* [TASK BRIEF] Write out the records below once more, exactly as they stand.

Dataset excerpts:
^^^^

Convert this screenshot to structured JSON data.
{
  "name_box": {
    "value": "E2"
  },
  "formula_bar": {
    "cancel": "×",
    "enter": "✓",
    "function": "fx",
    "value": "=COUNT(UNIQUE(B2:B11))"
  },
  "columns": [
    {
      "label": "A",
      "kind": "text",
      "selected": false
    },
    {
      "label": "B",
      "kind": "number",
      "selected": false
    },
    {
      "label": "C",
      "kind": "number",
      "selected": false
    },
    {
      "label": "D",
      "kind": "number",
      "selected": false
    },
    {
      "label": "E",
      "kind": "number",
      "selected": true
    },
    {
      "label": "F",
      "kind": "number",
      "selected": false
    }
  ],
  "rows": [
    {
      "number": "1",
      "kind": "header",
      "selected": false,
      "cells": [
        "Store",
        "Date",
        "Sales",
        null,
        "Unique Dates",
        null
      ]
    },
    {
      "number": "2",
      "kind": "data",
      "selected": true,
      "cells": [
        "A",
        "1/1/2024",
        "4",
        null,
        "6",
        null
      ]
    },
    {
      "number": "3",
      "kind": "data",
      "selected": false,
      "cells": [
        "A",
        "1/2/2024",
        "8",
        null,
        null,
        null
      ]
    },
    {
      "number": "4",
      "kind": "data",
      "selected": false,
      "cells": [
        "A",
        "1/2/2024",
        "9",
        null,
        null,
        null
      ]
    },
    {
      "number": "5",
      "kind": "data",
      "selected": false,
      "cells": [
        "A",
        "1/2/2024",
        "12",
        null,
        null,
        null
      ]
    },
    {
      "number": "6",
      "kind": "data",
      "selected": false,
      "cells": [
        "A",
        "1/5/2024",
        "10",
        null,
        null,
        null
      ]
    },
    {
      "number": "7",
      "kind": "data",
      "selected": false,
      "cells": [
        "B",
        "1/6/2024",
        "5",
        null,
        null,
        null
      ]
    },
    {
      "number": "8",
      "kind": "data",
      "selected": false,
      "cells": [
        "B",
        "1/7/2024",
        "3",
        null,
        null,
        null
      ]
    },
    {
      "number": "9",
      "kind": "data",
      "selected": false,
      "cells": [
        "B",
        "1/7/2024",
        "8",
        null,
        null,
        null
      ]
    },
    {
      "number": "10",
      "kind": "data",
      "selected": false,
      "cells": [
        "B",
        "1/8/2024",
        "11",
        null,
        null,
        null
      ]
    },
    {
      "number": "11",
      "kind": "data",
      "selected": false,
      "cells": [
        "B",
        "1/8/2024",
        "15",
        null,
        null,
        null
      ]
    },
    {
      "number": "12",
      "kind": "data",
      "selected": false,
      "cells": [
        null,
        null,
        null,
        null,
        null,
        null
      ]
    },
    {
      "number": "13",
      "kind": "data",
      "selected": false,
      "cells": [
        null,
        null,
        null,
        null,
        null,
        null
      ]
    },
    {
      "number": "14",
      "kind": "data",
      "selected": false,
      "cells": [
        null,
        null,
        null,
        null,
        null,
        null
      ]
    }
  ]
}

^^^^

* [PROBLEM SOLUTION]
Convert this screenshot to structured JSON data.
{
  "name_box": {
    "value": "E2"
  },
  "formula_bar": {
    "cancel": "×",
    "enter": "✓",
    "function": "fx",
    "value": "=COUNT(UNIQUE(B2:B11))"
  },
  "columns": [
    {
      "label": "A",
      "kind": "text",
      "selected": false
    },
    {
      "label": "B",
      "kind": "number",
      "selected": false
    },
    {
      "label": "C",
      "kind": "number",
      "selected": false
    },
    {
      "label": "D",
      "kind": "number",
      "selected": false
    },
    {
      "label": "E",
      "kind": "number",
      "selected": true
    },
    {
      "label": "F",
      "kind": "number",
      "selected": false
    }
  ],
  "rows": [
    {
      "number": "1",
      "kind": "header",
      "selected": false,
      "cells": [
        "Store",
        "Date",
        "Sales",
        null,
        "Unique Dates",
        null
      ]
    },
    {
      "number": "2",
      "kind": "data",
      "selected": true,
      "cells": [
        "A",
        "1/1/2024",
        "4",
        null,
        "6",
        null
      ]
    },
    {
      "number": "3",
      "kind": "data",
      "selected": false,
      "cells": [
        "A",
        "1/2/2024",
        "8",
        null,
        null,
        null
      ]
    },
    {
      "number": "4",
      "kind": "data",
      "selected": false,
      "cells": [
        "A",
        "1/2/2024",
        "9",
        null,
        null,
        null
      ]
    },
    {
      "number": "5",
      "kind": "data",
      "selected": false,
      "cells": [
        "A",
        "1/2/2024",
        "12",
        null,
        null,
        null
      ]
    },
    {
      "number": "6",
      "kind": "data",
      "selected": false,
      "cells": [
        "A",
        "1/5/2024",
        "10",
        null,
        null,
        null
      ]
    },
    {
      "number": "7",
      "kind": "data",
      "selected": false,
      "cells": [
        "B",
        "1/6/2024",
        "5",
        null,
        null,
        null
      ]
    },
    {
      "number": "8",
      "kind": "data",
      "selected": false,
      "cells": [
        "B",
        "1/7/2024",
        "3",
        null,
        null,
        null
      ]
    },
    {
      "number": "9",
      "kind": "data",
      "selected": false,
      "cells": [
        "B",
        "1/7/2024",
        "8",
        null,
        null,
        null
      ]
    },
    {
      "number": "10",
      "kind": "data",
      "selected": false,
      "cells": [
        "B",
        "1/8/2024",
        "11",
        null,
        null,
        null
      ]
    },
    {
      "number": "11",
      "kind": "data",
      "selected": false,
      "cells": [
        "B",
        "1/8/2024",
        "15",
        null,
        null,
        null
      ]
    },
    {
      "number": "12",
      "kind": "data",
      "selected": false,
      "cells": [
        null,
        null,
        null,
        null,
        null,
        null
      ]
    },
    {
      "number": "13",
      "kind": "data",
      "selected": false,
      "cells": [
        null,
        null,
        null,
        null,
        null,
        null
      ]
    },
    {
      "number": "14",
      "kind": "data",
      "selected": false,
      "cells": [
        null,
        null,
        null,
        null,
        null,
        null
      ]
    }
  ]
}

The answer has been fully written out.